# [課題一覧]
[1] 抜粋文によると、悪性黒色腫は皮膚がんの中でどのように言われていますか。
[2] 抜粋文の「悪性黒色種(メラノーマ)は、」から「りますが男女差はありません。」までを、そのまま書き写しなさい。

# [抜粋文]
· · · · · · ·

こんにちは。ららぽーと横浜クリニックです。

さて、前回は皮膚がんの特徴についてお話をしました。今回は引き続き皮膚がんの種類と症状や見分け方についてお話していきます。

是非、前回の皮膚がんの特徴を頭に入れたうえで読んでみてくださいね。

 

皮膚がんの種類

・悪性黒色腫(メラノーマ)

悪性黒色種(メラノーマ)は、表皮の基底部に分布するメラニン色素を作り出す細胞である「メラノサイト」や、「母斑細胞(ぼはんさいぼう)」というほくろの細胞が悪性化した皮膚がんの一種です。

この悪性黒色腫は、ごく初期の小さいものでも転移しやすく、リンパ管、血管を通って全身に転移するため皮膚がんの中でも一番凶悪であると言われています。子供でも発症することがまれにありますが男女差はありません。

· · · · · · ·

# [元データ]

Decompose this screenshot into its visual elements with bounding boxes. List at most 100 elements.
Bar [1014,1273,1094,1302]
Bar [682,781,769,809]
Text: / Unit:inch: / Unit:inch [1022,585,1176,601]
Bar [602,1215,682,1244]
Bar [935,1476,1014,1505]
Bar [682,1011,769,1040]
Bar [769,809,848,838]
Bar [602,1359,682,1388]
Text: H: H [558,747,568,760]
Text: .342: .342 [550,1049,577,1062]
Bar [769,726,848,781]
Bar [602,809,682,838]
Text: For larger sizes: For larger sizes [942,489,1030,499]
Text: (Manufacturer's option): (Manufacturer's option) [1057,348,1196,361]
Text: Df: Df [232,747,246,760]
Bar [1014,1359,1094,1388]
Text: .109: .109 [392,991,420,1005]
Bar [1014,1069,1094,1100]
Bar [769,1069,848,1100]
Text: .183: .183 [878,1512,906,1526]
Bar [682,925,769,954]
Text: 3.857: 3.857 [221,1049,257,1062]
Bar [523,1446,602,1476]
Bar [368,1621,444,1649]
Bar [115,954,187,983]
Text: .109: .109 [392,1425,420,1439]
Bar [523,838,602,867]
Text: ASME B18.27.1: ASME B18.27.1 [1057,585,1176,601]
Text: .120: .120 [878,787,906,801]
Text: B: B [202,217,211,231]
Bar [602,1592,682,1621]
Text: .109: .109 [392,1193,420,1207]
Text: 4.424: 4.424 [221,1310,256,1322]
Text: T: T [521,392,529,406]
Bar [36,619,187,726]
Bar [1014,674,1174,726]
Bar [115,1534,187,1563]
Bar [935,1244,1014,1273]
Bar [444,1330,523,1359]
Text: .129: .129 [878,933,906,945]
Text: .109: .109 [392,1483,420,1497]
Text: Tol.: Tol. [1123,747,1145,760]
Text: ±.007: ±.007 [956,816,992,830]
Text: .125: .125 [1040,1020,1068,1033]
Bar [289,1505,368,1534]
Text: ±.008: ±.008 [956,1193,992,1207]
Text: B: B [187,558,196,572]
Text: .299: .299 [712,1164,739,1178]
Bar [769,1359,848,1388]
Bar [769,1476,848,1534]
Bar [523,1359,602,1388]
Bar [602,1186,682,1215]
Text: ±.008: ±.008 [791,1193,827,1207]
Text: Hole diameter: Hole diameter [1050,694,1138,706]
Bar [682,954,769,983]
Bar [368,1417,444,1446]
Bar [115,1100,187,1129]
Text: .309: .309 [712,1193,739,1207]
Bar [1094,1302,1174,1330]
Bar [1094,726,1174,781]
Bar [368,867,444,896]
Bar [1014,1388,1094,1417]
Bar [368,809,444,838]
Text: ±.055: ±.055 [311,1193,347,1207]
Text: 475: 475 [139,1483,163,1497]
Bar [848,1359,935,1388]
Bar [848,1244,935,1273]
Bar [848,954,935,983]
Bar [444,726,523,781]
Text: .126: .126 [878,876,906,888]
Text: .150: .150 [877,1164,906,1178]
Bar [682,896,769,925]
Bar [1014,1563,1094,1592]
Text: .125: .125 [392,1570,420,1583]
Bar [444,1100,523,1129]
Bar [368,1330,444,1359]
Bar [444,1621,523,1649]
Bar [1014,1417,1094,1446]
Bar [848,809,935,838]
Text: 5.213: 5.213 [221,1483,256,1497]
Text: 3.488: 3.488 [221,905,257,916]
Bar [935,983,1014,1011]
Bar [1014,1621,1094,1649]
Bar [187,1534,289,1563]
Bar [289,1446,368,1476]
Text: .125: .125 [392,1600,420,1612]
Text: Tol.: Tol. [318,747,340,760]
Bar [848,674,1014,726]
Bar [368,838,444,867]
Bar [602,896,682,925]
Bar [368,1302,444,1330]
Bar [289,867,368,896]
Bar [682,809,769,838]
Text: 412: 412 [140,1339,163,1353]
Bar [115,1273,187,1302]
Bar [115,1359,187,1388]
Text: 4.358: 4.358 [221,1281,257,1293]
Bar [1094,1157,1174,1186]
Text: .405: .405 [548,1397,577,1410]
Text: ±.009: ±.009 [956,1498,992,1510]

· · · · · · ·

# [各課題の解答]
[1] 皮膚がんの中でも一番凶悪であると言われています。

[2]
悪性黒色種(メラノーマ)は、表皮の基底部に分布するメラニン色素を作り出す細胞である「メラノサイト」や、「母斑細胞(ぼはんさいぼう)」というほくろの細胞が悪性化した皮膚がんの一種です。

この悪性黒色腫は、ごく初期の小さいものでも転移しやすく、リンパ管、血管を通って全身に転移するため皮膚がんの中でも一番凶悪であると言われています。子供でも発症することがまれにありますが男女差はありません。